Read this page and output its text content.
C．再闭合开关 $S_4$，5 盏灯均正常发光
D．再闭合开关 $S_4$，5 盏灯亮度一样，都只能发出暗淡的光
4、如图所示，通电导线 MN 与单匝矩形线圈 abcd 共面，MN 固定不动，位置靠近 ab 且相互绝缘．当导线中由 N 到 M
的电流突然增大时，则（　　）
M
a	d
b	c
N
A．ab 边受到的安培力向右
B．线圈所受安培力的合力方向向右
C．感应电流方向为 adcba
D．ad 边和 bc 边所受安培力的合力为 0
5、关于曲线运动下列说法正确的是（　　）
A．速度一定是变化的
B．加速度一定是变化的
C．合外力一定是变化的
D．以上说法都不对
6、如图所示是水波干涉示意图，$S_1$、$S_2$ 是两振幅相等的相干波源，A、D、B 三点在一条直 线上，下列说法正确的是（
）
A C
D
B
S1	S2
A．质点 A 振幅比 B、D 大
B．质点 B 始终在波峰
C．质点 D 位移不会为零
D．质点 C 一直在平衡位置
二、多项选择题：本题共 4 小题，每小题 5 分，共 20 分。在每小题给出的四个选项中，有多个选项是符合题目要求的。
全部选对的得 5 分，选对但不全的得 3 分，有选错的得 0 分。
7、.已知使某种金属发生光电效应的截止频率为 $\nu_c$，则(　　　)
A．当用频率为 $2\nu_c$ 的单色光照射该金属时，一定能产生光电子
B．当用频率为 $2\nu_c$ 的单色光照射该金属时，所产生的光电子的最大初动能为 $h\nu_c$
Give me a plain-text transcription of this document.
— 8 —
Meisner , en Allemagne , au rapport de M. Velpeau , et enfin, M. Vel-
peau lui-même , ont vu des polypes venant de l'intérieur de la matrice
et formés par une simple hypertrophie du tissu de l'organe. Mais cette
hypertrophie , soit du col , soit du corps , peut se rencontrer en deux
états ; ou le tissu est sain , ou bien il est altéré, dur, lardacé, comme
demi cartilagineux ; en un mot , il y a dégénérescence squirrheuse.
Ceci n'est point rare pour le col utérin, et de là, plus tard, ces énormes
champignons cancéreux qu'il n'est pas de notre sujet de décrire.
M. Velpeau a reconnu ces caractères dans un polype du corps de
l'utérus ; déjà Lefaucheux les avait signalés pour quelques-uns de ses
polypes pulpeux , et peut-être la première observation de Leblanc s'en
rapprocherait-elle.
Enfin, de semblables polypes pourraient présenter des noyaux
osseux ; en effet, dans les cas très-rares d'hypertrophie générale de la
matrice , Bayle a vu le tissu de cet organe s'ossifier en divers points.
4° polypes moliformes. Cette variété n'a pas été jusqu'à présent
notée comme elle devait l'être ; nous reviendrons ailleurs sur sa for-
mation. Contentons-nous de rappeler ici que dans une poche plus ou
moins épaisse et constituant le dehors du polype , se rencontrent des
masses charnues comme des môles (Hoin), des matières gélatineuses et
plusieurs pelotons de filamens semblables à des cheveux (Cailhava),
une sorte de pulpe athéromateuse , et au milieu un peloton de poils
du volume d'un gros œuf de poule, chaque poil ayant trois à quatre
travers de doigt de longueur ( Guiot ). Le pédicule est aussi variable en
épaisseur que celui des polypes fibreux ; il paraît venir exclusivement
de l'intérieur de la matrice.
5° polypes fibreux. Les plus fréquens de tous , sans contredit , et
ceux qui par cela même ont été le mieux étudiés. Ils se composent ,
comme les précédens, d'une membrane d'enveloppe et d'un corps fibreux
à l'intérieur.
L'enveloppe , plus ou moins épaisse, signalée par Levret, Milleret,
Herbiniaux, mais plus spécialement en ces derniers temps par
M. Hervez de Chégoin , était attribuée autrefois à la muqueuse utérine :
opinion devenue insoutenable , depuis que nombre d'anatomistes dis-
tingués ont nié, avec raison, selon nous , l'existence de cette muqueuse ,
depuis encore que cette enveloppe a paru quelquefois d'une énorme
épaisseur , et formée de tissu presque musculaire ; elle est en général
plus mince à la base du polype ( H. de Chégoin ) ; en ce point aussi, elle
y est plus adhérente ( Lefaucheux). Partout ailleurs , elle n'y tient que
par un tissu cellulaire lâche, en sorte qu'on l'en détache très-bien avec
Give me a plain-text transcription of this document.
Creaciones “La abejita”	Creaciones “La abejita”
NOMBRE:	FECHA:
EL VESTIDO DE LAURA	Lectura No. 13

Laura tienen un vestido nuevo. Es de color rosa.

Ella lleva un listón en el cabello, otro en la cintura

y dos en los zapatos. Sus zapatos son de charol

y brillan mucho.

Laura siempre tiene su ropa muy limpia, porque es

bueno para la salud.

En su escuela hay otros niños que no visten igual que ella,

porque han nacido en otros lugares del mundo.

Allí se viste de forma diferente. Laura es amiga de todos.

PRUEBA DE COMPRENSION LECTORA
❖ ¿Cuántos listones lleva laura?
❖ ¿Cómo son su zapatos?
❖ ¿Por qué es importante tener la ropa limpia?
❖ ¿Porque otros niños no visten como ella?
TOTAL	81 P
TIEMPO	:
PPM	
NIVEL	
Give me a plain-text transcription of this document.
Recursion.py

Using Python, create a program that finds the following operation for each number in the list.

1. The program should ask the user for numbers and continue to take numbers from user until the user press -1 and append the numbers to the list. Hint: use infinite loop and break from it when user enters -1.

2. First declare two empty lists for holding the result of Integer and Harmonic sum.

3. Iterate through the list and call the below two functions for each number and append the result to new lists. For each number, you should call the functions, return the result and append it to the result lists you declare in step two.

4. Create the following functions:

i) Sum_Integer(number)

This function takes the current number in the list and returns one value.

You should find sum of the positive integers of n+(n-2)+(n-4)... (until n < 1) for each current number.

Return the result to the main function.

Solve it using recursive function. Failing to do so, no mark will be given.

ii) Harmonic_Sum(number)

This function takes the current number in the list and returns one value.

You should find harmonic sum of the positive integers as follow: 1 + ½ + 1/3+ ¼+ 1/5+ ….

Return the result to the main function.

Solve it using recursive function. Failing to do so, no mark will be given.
——
▶ The exercise
Print the material above once more, exactly.

▶ Solution to this problem
Read this page and output its text content.
C．再闭合开关 $S_4$，5 盏灯均正常发光
D．再闭合开关 $S_4$，5 盏灯亮度一样，都只能发出暗淡的光
4、如图所示，通电导线 MN 与单匝矩形线圈 abcd 共面，MN 固定不动，位置靠近 ab 且相互绝缘．当导线中由 N 到 M
的电流突然增大时，则（　　）
M
a	d
b	c
N
A．ab 边受到的安培力向右
B．线圈所受安培力的合力方向向右
C．感应电流方向为 adcba
D．ad 边和 bc 边所受安培力的合力为 0
5、关于曲线运动下列说法正确的是（　　）
A．速度一定是变化的
B．加速度一定是变化的
C．合外力一定是变化的
D．以上说法都不对
6、如图所示是水波干涉示意图，$S_1$、$S_2$ 是两振幅相等的相干波源，A、D、B 三点在一条直 线上，下列说法正确的是（
）
A C
D
B
S1	S2
A．质点 A 振幅比 B、D 大
B．质点 B 始终在波峰
C．质点 D 位移不会为零
D．质点 C 一直在平衡位置
二、多项选择题：本题共 4 小题，每小题 5 分，共 20 分。在每小题给出的四个选项中，有多个选项是符合题目要求的。
全部选对的得 5 分，选对但不全的得 3 分，有选错的得 0 分。
7、.已知使某种金属发生光电效应的截止频率为 $\nu_c$，则(　　　)
A．当用频率为 $2\nu_c$ 的单色光照射该金属时，一定能产生光电子
B．当用频率为 $2\nu_c$ 的单色光照射该金属时，所产生的光电子的最大初动能为 $h\nu_c$
Give me a plain-text transcription of this document.
— 8 —
Meisner , en Allemagne , au rapport de M. Velpeau , et enfin, M. Vel-
peau lui-même , ont vu des polypes venant de l'intérieur de la matrice
et formés par une simple hypertrophie du tissu de l'organe. Mais cette
hypertrophie , soit du col , soit du corps , peut se rencontrer en deux
états ; ou le tissu est sain , ou bien il est altéré, dur, lardacé, comme
demi cartilagineux ; en un mot , il y a dégénérescence squirrheuse.
Ceci n'est point rare pour le col utérin, et de là, plus tard, ces énormes
champignons cancéreux qu'il n'est pas de notre sujet de décrire.
M. Velpeau a reconnu ces caractères dans un polype du corps de
l'utérus ; déjà Lefaucheux les avait signalés pour quelques-uns de ses
polypes pulpeux , et peut-être la première observation de Leblanc s'en
rapprocherait-elle.
Enfin, de semblables polypes pourraient présenter des noyaux
osseux ; en effet, dans les cas très-rares d'hypertrophie générale de la
matrice , Bayle a vu le tissu de cet organe s'ossifier en divers points.
4° polypes moliformes. Cette variété n'a pas été jusqu'à présent
notée comme elle devait l'être ; nous reviendrons ailleurs sur sa for-
mation. Contentons-nous de rappeler ici que dans une poche plus ou
moins épaisse et constituant le dehors du polype , se rencontrent des
masses charnues comme des môles (Hoin), des matières gélatineuses et
plusieurs pelotons de filamens semblables à des cheveux (Cailhava),
une sorte de pulpe athéromateuse , et au milieu un peloton de poils
du volume d'un gros œuf de poule, chaque poil ayant trois à quatre
travers de doigt de longueur ( Guiot ). Le pédicule est aussi variable en
épaisseur que celui des polypes fibreux ; il paraît venir exclusivement
de l'intérieur de la matrice.
5° polypes fibreux. Les plus fréquens de tous , sans contredit , et
ceux qui par cela même ont été le mieux étudiés. Ils se composent ,
comme les précédens, d'une membrane d'enveloppe et d'un corps fibreux
à l'intérieur.
L'enveloppe , plus ou moins épaisse, signalée par Levret, Milleret,
Herbiniaux, mais plus spécialement en ces derniers temps par
M. Hervez de Chégoin , était attribuée autrefois à la muqueuse utérine :
opinion devenue insoutenable , depuis que nombre d'anatomistes dis-
tingués ont nié, avec raison, selon nous , l'existence de cette muqueuse ,
depuis encore que cette enveloppe a paru quelquefois d'une énorme
épaisseur , et formée de tissu presque musculaire ; elle est en général
plus mince à la base du polype ( H. de Chégoin ) ; en ce point aussi, elle
y est plus adhérente ( Lefaucheux). Partout ailleurs , elle n'y tient que
par un tissu cellulaire lâche, en sorte qu'on l'en détache très-bien avec
Give me a plain-text transcription of this document.
Creaciones “La abejita”	Creaciones “La abejita”
NOMBRE:	FECHA:
EL VESTIDO DE LAURA	Lectura No. 13

Laura tienen un vestido nuevo. Es de color rosa.

Ella lleva un listón en el cabello, otro en la cintura

y dos en los zapatos. Sus zapatos son de charol

y brillan mucho.

Laura siempre tiene su ropa muy limpia, porque es

bueno para la salud.

En su escuela hay otros niños que no visten igual que ella,

porque han nacido en otros lugares del mundo.

Allí se viste de forma diferente. Laura es amiga de todos.

PRUEBA DE COMPRENSION LECTORA
❖ ¿Cuántos listones lleva laura?
❖ ¿Cómo son su zapatos?
❖ ¿Por qué es importante tener la ropa limpia?
❖ ¿Porque otros niños no visten como ella?
TOTAL	81 P
TIEMPO	:
PPM	
NIVEL	
Give me a plain-text transcription of this document.
Recursion.py

Using Python, create a program that finds the following operation for each number in the list.

1. The program should ask the user for numbers and continue to take numbers from user until the user press -1 and append the numbers to the list. Hint: use infinite loop and break from it when user enters -1.

2. First declare two empty lists for holding the result of Integer and Harmonic sum.

3. Iterate through the list and call the below two functions for each number and append the result to new lists. For each number, you should call the functions, return the result and append it to the result lists you declare in step two.

4. Create the following functions:

i) Sum_Integer(number)

This function takes the current number in the list and returns one value.

You should find sum of the positive integers of n+(n-2)+(n-4)... (until n < 1) for each current number.

Return the result to the main function.

Solve it using recursive function. Failing to do so, no mark will be given.

ii) Harmonic_Sum(number)

This function takes the current number in the list and returns one value.

You should find harmonic sum of the positive integers as follow: 1 + ½ + 1/3+ ¼+ 1/5+ ….

Return the result to the main function.

Solve it using recursive function. Failing to do so, no mark will be given.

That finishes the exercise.